PROBLEM DETAILS –
Copy every line of the data that contains the string "再配達削減支援事業".

Source records –
══════════════════════════════

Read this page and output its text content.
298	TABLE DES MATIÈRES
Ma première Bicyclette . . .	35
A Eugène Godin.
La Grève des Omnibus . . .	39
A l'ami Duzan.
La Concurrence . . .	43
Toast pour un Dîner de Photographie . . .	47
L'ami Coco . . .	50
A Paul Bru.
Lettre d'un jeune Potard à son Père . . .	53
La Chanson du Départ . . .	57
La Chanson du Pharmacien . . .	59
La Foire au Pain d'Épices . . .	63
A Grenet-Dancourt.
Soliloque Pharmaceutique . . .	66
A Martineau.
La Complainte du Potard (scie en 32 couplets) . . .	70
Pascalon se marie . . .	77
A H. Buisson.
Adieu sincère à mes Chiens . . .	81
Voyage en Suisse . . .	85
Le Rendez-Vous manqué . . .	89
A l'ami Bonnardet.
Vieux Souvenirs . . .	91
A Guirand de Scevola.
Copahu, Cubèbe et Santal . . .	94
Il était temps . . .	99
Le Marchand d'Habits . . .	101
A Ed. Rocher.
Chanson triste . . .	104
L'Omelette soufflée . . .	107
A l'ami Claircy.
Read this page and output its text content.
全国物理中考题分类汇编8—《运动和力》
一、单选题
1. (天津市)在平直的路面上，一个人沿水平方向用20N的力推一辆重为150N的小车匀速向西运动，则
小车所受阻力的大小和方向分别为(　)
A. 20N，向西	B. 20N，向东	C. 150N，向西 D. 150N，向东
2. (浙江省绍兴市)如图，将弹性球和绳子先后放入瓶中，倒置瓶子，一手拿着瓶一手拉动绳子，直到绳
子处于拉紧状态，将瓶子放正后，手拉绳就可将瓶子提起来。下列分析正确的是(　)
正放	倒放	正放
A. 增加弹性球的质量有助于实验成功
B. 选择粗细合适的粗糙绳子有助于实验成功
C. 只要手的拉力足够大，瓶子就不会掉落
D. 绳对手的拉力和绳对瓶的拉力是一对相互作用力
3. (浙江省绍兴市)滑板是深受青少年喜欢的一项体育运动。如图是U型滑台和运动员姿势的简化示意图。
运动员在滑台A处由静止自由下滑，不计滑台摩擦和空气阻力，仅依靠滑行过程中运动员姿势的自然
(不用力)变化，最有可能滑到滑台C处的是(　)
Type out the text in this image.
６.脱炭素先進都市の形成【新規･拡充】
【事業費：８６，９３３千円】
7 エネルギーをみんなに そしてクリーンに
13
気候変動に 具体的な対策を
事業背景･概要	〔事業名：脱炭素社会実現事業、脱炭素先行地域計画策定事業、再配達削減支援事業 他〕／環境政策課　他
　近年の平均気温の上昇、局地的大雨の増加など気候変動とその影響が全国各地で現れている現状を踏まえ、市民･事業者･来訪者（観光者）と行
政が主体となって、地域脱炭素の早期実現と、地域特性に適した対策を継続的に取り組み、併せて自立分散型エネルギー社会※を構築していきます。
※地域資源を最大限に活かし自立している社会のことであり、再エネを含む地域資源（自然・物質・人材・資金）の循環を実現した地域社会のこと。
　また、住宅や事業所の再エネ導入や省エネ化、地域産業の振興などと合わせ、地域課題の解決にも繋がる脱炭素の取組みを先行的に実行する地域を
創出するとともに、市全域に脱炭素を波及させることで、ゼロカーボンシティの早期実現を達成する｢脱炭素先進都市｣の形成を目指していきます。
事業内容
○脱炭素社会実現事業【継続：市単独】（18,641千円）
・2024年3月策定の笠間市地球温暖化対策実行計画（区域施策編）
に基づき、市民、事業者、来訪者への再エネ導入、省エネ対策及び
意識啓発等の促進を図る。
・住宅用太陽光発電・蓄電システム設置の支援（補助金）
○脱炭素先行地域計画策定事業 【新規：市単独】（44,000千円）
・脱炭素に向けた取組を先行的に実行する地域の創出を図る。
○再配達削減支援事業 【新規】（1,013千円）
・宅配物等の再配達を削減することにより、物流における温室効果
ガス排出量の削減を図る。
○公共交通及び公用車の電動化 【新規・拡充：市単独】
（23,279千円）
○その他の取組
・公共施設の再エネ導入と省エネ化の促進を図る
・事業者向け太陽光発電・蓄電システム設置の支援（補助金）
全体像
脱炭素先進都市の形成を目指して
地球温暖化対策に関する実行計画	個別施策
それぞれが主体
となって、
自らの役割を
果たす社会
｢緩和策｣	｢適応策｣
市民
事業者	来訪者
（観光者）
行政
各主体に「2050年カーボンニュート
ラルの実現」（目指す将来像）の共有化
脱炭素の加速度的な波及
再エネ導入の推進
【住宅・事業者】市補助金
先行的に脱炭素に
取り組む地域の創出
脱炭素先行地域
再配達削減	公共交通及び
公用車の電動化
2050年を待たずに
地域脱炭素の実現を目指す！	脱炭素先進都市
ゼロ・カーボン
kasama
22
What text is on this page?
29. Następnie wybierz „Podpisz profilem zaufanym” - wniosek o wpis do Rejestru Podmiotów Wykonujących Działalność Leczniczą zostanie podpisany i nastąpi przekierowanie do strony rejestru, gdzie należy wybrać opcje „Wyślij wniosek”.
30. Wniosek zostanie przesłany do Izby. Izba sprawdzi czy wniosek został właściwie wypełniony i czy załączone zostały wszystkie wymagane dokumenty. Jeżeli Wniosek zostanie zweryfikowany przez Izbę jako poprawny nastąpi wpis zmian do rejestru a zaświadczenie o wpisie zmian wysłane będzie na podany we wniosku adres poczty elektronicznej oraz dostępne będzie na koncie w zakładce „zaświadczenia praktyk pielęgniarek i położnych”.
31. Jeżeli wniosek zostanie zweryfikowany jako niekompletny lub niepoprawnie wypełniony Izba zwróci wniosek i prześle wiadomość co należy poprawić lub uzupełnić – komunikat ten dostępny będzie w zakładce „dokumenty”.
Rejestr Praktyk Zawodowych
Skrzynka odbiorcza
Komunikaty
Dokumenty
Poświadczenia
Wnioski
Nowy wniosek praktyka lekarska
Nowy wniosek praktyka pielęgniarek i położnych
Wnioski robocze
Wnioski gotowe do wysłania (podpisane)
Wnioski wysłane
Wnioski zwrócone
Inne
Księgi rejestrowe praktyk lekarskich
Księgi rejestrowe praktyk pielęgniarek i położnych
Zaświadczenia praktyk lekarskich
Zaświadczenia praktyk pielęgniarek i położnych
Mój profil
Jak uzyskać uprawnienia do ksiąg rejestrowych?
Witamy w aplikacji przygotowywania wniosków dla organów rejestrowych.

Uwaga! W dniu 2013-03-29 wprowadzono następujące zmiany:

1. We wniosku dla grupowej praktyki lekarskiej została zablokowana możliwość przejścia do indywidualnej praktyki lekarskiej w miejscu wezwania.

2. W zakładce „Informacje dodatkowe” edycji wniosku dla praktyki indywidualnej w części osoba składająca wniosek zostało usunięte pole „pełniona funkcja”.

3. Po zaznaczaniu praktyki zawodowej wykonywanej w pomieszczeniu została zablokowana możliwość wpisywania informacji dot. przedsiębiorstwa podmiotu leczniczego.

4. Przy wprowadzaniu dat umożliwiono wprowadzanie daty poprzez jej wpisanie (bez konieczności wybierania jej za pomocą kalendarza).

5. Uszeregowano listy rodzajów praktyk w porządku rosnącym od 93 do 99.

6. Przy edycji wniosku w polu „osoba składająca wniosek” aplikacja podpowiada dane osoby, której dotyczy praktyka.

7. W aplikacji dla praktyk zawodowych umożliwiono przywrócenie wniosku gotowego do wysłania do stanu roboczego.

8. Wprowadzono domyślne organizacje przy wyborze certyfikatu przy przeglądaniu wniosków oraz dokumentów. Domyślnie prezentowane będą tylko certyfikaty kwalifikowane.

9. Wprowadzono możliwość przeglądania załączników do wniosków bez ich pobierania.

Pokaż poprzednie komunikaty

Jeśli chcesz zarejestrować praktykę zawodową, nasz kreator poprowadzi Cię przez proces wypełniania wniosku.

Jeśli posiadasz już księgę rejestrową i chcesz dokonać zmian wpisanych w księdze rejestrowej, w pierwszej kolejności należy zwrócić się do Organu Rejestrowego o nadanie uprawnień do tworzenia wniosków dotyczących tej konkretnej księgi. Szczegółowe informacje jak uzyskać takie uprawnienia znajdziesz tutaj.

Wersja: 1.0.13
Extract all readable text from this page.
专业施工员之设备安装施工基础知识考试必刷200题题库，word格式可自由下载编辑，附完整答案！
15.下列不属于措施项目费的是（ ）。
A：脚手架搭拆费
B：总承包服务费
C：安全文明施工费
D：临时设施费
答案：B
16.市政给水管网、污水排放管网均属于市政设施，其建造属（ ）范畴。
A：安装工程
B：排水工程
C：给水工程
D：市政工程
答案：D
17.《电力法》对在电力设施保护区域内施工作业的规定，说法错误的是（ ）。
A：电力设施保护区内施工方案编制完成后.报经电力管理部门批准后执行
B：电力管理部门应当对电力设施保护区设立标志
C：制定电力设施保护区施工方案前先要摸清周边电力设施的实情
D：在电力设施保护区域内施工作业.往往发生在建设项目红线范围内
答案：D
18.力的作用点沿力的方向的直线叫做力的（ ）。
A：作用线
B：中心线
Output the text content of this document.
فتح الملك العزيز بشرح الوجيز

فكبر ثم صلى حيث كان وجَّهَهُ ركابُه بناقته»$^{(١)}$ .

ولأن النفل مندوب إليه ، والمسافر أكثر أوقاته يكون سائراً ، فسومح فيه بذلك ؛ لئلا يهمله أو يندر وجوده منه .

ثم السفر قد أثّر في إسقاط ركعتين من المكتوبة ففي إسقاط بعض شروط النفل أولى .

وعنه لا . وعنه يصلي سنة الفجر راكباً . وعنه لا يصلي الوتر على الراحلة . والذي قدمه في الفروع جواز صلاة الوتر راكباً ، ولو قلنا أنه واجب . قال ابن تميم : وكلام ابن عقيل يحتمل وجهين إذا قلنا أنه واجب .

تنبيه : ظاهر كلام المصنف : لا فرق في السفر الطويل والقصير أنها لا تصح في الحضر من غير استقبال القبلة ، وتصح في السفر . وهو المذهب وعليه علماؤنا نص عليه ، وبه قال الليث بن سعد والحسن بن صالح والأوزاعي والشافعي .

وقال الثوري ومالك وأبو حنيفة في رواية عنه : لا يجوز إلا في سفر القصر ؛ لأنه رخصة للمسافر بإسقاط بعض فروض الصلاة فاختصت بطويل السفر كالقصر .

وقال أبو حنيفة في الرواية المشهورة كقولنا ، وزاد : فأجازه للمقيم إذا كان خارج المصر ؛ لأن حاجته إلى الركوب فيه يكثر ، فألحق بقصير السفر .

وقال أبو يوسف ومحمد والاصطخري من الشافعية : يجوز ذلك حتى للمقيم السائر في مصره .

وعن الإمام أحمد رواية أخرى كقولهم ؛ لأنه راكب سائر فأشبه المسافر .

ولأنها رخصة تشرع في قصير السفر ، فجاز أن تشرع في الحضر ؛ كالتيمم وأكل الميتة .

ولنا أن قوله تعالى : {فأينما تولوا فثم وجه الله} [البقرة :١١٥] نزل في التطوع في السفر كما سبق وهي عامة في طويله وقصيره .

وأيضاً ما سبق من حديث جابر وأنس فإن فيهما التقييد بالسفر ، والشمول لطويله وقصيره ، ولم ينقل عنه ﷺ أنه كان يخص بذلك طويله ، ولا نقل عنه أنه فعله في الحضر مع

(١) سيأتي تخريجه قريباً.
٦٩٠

══════════════════════════════

OUTPUT BELOW –
事業背景･概要	〔事業名：脱炭素社会実現事業、脱炭素先行地域計画策定事業、再配達削減支援事業 他〕／環境政策課　他
○再配達削減支援事業 【新規】（1,013千円）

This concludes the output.